# Task prompt
Will you give every entry again exactly as it stands?

Lines of data
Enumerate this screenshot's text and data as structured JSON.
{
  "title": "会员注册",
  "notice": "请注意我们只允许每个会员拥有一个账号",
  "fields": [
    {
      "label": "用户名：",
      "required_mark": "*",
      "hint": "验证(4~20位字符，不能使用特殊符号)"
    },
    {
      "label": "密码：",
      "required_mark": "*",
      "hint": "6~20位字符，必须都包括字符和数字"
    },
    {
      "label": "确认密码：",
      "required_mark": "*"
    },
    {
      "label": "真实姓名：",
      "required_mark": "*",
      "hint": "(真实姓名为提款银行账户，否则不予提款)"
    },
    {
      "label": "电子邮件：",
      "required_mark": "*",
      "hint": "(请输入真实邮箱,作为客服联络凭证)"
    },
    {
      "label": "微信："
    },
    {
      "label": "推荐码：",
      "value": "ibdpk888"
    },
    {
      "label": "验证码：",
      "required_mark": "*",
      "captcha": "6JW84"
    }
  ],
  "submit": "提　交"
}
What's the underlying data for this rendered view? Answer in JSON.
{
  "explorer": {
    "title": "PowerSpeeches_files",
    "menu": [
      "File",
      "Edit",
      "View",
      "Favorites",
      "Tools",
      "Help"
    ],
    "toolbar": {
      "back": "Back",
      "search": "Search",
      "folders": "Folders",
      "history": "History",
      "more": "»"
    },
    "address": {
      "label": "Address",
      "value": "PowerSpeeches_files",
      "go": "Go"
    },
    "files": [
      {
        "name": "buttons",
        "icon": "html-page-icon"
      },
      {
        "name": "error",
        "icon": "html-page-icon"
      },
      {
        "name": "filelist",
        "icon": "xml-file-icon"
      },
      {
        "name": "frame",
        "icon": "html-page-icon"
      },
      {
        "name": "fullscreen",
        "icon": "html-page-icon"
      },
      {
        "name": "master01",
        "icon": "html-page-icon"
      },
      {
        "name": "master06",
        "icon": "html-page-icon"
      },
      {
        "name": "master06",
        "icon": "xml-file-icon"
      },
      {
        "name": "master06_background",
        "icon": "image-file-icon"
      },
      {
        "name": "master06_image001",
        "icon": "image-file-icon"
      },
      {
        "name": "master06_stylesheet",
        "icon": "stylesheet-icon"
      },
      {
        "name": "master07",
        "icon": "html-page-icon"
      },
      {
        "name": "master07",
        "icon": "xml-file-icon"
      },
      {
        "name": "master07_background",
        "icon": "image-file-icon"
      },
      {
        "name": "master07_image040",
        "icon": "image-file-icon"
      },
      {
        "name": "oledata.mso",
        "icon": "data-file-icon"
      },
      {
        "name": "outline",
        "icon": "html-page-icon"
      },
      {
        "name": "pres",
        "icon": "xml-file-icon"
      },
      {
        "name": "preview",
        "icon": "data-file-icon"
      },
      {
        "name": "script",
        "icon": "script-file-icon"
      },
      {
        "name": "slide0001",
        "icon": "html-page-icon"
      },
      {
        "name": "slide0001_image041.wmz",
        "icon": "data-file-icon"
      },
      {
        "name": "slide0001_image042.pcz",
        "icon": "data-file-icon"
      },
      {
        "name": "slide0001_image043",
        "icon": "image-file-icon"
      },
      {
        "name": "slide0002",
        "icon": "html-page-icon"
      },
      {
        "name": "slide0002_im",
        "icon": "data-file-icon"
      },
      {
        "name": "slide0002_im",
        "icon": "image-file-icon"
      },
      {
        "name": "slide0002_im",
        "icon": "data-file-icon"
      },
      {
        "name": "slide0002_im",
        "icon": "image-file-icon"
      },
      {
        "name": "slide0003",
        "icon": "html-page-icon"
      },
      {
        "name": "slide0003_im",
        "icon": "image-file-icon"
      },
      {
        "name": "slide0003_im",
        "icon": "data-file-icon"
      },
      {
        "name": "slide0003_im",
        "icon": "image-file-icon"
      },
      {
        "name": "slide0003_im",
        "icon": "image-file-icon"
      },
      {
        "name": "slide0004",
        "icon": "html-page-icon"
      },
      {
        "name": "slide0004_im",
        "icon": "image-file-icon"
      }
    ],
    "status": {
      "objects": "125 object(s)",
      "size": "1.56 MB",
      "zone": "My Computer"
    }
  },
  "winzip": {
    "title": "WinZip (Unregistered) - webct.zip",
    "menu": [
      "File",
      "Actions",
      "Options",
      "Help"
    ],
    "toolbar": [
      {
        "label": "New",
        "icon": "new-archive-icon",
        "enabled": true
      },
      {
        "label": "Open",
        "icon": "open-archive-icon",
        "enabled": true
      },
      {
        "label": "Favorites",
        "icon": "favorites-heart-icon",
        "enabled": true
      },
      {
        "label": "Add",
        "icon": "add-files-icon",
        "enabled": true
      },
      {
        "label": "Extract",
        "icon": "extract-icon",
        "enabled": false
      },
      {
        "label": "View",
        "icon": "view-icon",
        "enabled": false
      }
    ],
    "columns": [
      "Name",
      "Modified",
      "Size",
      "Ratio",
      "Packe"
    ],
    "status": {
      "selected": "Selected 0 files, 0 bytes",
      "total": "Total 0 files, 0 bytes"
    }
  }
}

# Problem solution
Enumerate this screenshot's text and data as structured JSON.
{
  "title": "会员注册",
  "notice": "请注意我们只允许每个会员拥有一个账号",
  "fields": [
    {
      "label": "用户名：",
      "required_mark": "*",
      "hint": "验证(4~20位字符，不能使用特殊符号)"
    },
    {
      "label": "密码：",
      "required_mark": "*",
      "hint": "6~20位字符，必须都包括字符和数字"
    },
    {
      "label": "确认密码：",
      "required_mark": "*"
    },
    {
      "label": "真实姓名：",
      "required_mark": "*",
      "hint": "(真实姓名为提款银行账户，否则不予提款)"
    },
    {
      "label": "电子邮件：",
      "required_mark": "*",
      "hint": "(请输入真实邮箱,作为客服联络凭证)"
    },
    {
      "label": "微信："
    },
    {
      "label": "推荐码：",
      "value": "ibdpk888"
    },
    {
      "label": "验证码：",
      "required_mark": "*",
      "captcha": "6JW84"
    }
  ],
  "submit": "提　交"
}
What's the underlying data for this rendered view? Answer in JSON.
{
  "explorer": {
    "title": "PowerSpeeches_files",
    "menu": [
      "File",
      "Edit",
      "View",
      "Favorites",
      "Tools",
      "Help"
    ],
    "toolbar": {
      "back": "Back",
      "search": "Search",
      "folders": "Folders",
      "history": "History",
      "more": "»"
    },
    "address": {
      "label": "Address",
      "value": "PowerSpeeches_files",
      "go": "Go"
    },
    "files": [
      {
        "name": "buttons",
        "icon": "html-page-icon"
      },
      {
        "name": "error",
        "icon": "html-page-icon"
      },
      {
        "name": "filelist",
        "icon": "xml-file-icon"
      },
      {
        "name": "frame",
        "icon": "html-page-icon"
      },
      {
        "name": "fullscreen",
        "icon": "html-page-icon"
      },
      {
        "name": "master01",
        "icon": "html-page-icon"
      },
      {
        "name": "master06",
        "icon": "html-page-icon"
      },
      {
        "name": "master06",
        "icon": "xml-file-icon"
      },
      {
        "name": "master06_background",
        "icon": "image-file-icon"
      },
      {
        "name": "master06_image001",
        "icon": "image-file-icon"
      },
      {
        "name": "master06_stylesheet",
        "icon": "stylesheet-icon"
      },
      {
        "name": "master07",
        "icon": "html-page-icon"
      },
      {
        "name": "master07",
        "icon": "xml-file-icon"
      },
      {
        "name": "master07_background",
        "icon": "image-file-icon"
      },
      {
        "name": "master07_image040",
        "icon": "image-file-icon"
      },
      {
        "name": "oledata.mso",
        "icon": "data-file-icon"
      },
      {
        "name": "outline",
        "icon": "html-page-icon"
      },
      {
        "name": "pres",
        "icon": "xml-file-icon"
      },
      {
        "name": "preview",
        "icon": "data-file-icon"
      },
      {
        "name": "script",
        "icon": "script-file-icon"
      },
      {
        "name": "slide0001",
        "icon": "html-page-icon"
      },
      {
        "name": "slide0001_image041.wmz",
        "icon": "data-file-icon"
      },
      {
        "name": "slide0001_image042.pcz",
        "icon": "data-file-icon"
      },
      {
        "name": "slide0001_image043",
        "icon": "image-file-icon"
      },
      {
        "name": "slide0002",
        "icon": "html-page-icon"
      },
      {
        "name": "slide0002_im",
        "icon": "data-file-icon"
      },
      {
        "name": "slide0002_im",
        "icon": "image-file-icon"
      },
      {
        "name": "slide0002_im",
        "icon": "data-file-icon"
      },
      {
        "name": "slide0002_im",
        "icon": "image-file-icon"
      },
      {
        "name": "slide0003",
        "icon": "html-page-icon"
      },
      {
        "name": "slide0003_im",
        "icon": "image-file-icon"
      },
      {
        "name": "slide0003_im",
        "icon": "data-file-icon"
      },
      {
        "name": "slide0003_im",
        "icon": "image-file-icon"
      },
      {
        "name": "slide0003_im",
        "icon": "image-file-icon"
      },
      {
        "name": "slide0004",
        "icon": "html-page-icon"
      },
      {
        "name": "slide0004_im",
        "icon": "image-file-icon"
      }
    ],
    "status": {
      "objects": "125 object(s)",
      "size": "1.56 MB",
      "zone": "My Computer"
    }
  },
  "winzip": {
    "title": "WinZip (Unregistered) - webct.zip",
    "menu": [
      "File",
      "Actions",
      "Options",
      "Help"
    ],
    "toolbar": [
      {
        "label": "New",
        "icon": "new-archive-icon",
        "enabled": true
      },
      {
        "label": "Open",
        "icon": "open-archive-icon",
        "enabled": true
      },
      {
        "label": "Favorites",
        "icon": "favorites-heart-icon",
        "enabled": true
      },
      {
        "label": "Add",
        "icon": "add-files-icon",
        "enabled": true
      },
      {
        "label": "Extract",
        "icon": "extract-icon",
        "enabled": false
      },
      {
        "label": "View",
        "icon": "view-icon",
        "enabled": false
      }
    ],
    "columns": [
      "Name",
      "Modified",
      "Size",
      "Ratio",
      "Packe"
    ],
    "status": {
      "selected": "Selected 0 files, 0 bytes",
      "total": "Total 0 files, 0 bytes"
    }
  }
}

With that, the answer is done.